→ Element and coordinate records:
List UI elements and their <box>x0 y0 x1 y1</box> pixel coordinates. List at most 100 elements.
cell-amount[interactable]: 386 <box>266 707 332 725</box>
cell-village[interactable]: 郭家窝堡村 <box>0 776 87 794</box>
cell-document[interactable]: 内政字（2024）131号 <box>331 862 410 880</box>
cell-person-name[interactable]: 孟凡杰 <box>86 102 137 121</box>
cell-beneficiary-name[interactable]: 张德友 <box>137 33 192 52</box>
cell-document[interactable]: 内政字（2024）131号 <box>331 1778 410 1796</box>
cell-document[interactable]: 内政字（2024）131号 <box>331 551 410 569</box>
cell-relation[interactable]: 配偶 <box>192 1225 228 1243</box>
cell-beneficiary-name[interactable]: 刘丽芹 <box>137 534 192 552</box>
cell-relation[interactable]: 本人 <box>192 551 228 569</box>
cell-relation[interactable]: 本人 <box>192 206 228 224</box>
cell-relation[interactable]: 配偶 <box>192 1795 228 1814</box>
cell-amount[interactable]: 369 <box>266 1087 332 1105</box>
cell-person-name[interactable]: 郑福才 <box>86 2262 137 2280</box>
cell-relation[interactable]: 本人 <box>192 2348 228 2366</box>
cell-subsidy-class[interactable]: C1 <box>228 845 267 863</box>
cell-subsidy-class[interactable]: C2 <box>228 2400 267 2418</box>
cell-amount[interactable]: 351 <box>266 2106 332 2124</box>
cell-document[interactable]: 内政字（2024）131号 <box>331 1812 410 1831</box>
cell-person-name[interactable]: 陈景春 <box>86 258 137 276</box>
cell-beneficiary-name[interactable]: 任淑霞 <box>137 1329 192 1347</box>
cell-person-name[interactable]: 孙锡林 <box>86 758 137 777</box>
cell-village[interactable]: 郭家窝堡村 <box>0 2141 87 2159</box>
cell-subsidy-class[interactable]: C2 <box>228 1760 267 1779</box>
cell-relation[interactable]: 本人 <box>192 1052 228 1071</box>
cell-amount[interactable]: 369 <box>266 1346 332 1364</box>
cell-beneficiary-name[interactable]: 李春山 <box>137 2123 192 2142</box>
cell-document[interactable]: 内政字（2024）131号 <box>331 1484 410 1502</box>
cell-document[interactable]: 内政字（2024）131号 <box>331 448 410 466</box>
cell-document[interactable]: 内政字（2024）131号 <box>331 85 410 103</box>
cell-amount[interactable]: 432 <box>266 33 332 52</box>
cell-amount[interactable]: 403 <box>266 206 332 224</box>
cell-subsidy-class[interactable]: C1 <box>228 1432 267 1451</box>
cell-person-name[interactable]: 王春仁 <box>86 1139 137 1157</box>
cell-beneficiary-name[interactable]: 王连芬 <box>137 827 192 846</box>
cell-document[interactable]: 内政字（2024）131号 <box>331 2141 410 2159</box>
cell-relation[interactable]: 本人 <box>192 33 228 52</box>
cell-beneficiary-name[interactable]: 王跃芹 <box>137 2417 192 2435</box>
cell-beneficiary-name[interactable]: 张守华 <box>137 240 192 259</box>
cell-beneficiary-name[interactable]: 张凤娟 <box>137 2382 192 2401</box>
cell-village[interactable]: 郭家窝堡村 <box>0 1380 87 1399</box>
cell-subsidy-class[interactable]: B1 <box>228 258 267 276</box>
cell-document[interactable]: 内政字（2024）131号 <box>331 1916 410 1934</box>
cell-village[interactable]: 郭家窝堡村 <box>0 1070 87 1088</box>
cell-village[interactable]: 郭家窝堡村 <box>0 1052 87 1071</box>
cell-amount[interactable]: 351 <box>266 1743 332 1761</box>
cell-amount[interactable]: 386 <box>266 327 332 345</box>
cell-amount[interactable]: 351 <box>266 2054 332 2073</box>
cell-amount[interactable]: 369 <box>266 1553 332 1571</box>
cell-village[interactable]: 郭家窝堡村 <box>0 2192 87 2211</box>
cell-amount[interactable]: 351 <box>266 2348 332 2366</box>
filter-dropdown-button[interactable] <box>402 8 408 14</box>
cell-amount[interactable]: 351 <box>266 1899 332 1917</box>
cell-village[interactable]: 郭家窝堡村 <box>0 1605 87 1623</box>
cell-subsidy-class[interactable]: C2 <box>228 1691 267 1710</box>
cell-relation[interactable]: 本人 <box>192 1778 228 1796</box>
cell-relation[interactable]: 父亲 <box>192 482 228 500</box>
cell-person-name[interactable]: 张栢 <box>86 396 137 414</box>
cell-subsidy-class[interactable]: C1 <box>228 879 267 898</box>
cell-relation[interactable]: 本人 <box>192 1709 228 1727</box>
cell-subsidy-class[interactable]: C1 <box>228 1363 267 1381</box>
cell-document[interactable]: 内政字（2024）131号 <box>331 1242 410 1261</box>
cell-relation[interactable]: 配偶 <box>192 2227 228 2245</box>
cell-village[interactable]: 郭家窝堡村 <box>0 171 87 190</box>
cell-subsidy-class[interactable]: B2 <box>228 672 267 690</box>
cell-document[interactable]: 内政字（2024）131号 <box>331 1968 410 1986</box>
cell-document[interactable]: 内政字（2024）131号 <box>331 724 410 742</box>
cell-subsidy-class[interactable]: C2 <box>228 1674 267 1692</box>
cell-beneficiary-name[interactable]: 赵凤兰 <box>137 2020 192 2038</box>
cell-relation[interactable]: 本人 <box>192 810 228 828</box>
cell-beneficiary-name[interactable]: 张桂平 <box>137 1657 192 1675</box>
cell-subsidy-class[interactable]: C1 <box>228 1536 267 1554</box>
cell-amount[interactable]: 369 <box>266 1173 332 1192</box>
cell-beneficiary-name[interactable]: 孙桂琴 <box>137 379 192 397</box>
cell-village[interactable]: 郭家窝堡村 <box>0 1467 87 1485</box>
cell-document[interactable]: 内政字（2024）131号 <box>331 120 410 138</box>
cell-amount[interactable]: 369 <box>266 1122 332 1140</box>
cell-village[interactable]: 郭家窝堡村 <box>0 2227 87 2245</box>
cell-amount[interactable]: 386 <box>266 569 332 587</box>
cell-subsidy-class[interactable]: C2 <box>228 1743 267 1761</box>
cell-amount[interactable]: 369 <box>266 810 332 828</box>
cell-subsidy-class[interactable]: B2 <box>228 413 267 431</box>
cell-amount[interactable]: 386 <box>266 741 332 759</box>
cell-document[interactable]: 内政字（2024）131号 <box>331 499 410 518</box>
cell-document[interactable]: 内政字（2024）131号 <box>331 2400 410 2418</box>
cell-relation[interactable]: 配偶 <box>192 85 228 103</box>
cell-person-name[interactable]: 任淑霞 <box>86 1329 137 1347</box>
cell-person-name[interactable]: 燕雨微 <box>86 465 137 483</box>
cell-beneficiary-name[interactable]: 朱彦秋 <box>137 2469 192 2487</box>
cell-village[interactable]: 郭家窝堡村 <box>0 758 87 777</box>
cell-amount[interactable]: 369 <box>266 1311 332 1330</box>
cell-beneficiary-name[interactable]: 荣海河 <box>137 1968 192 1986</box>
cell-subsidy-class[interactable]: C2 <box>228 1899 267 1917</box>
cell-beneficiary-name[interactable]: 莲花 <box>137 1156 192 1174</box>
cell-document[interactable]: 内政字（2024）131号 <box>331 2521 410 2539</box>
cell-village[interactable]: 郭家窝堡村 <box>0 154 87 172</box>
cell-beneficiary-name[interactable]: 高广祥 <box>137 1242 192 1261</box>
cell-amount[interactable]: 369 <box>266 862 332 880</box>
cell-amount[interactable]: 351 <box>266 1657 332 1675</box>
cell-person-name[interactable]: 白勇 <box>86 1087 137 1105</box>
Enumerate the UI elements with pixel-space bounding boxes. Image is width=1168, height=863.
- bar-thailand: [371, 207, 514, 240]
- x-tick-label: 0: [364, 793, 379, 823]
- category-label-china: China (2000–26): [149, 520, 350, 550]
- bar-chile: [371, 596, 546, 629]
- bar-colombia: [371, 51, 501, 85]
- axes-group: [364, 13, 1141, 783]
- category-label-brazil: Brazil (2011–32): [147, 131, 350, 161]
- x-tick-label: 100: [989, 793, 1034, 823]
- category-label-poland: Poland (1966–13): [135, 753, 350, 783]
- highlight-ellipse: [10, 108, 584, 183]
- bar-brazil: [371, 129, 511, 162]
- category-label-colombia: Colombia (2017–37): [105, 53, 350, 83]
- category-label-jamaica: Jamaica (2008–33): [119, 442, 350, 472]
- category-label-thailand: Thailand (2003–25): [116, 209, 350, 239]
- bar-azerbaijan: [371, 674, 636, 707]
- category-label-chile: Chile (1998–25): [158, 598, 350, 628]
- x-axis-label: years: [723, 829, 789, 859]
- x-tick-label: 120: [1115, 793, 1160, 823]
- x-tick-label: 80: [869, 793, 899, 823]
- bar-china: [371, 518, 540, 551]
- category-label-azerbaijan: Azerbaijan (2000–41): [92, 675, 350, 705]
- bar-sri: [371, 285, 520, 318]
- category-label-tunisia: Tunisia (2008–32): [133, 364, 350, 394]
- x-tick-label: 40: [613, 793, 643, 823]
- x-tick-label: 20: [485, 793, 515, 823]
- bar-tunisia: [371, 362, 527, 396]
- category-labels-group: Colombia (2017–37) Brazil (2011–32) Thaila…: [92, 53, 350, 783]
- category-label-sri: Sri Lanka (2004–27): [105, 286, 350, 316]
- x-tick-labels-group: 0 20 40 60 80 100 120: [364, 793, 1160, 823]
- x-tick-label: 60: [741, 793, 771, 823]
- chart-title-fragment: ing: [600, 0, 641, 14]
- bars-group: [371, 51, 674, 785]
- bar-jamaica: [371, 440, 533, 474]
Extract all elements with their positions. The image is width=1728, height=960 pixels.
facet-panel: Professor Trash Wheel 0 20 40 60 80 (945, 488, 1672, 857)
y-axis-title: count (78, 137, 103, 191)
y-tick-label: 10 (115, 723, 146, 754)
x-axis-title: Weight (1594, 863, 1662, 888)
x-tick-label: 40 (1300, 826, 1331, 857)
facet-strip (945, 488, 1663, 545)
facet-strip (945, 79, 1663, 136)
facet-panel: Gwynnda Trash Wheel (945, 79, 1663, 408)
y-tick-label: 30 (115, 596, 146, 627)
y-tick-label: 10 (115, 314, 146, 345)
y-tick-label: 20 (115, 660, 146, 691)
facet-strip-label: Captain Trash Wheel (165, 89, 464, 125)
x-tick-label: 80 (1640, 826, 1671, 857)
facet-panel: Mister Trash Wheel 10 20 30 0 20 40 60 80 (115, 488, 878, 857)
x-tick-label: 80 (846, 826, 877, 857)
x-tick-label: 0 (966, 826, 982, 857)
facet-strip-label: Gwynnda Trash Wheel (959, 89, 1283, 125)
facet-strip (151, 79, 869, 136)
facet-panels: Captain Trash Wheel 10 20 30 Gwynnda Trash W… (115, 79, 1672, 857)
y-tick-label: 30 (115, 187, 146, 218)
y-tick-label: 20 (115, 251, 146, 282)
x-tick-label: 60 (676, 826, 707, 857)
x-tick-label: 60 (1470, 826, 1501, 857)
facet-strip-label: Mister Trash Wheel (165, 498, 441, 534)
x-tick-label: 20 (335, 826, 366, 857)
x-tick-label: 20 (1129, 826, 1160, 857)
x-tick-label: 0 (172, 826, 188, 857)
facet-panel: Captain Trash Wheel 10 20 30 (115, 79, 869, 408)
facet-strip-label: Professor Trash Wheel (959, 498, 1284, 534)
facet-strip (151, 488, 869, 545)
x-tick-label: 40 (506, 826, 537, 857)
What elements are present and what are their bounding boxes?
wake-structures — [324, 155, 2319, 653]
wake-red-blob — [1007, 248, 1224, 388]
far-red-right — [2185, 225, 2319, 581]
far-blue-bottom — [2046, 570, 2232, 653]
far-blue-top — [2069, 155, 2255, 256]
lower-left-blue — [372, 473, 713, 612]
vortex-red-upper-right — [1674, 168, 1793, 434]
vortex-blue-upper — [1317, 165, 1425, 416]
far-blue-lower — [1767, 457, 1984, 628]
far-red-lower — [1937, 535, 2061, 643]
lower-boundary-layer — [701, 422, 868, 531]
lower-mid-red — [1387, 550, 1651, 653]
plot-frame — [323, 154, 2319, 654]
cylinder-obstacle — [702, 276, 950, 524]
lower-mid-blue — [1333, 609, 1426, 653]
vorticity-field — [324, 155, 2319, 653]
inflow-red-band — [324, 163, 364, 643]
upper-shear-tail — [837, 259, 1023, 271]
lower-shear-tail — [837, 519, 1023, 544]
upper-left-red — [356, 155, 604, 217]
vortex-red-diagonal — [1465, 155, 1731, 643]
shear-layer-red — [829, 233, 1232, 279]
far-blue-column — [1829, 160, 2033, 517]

→ THE TASK: Can you reproduce the lines of the records from the start through the line containing "cell-beneficiary-name[interactable]: 李春山 <box>137", including both ends?

→ RESPONSE TO THE EXERCISE:
List UI elements and their <box>x0 y0 x1 y1</box> pixel coordinates. List at most 100 elements.
cell-amount[interactable]: 386 <box>266 707 332 725</box>
cell-village[interactable]: 郭家窝堡村 <box>0 776 87 794</box>
cell-document[interactable]: 内政字（2024）131号 <box>331 862 410 880</box>
cell-person-name[interactable]: 孟凡杰 <box>86 102 137 121</box>
cell-beneficiary-name[interactable]: 张德友 <box>137 33 192 52</box>
cell-document[interactable]: 内政字（2024）131号 <box>331 1778 410 1796</box>
cell-document[interactable]: 内政字（2024）131号 <box>331 551 410 569</box>
cell-relation[interactable]: 配偶 <box>192 1225 228 1243</box>
cell-beneficiary-name[interactable]: 刘丽芹 <box>137 534 192 552</box>
cell-relation[interactable]: 本人 <box>192 551 228 569</box>
cell-relation[interactable]: 本人 <box>192 206 228 224</box>
cell-relation[interactable]: 配偶 <box>192 1795 228 1814</box>
cell-amount[interactable]: 369 <box>266 1087 332 1105</box>
cell-person-name[interactable]: 郑福才 <box>86 2262 137 2280</box>
cell-relation[interactable]: 本人 <box>192 2348 228 2366</box>
cell-subsidy-class[interactable]: C1 <box>228 845 267 863</box>
cell-subsidy-class[interactable]: C2 <box>228 2400 267 2418</box>
cell-amount[interactable]: 351 <box>266 2106 332 2124</box>
cell-document[interactable]: 内政字（2024）131号 <box>331 1812 410 1831</box>
cell-person-name[interactable]: 陈景春 <box>86 258 137 276</box>
cell-beneficiary-name[interactable]: 任淑霞 <box>137 1329 192 1347</box>
cell-person-name[interactable]: 孙锡林 <box>86 758 137 777</box>
cell-village[interactable]: 郭家窝堡村 <box>0 2141 87 2159</box>
cell-subsidy-class[interactable]: C2 <box>228 1760 267 1779</box>
cell-relation[interactable]: 本人 <box>192 1052 228 1071</box>
cell-amount[interactable]: 369 <box>266 1346 332 1364</box>
cell-beneficiary-name[interactable]: 李春山 <box>137 2123 192 2142</box>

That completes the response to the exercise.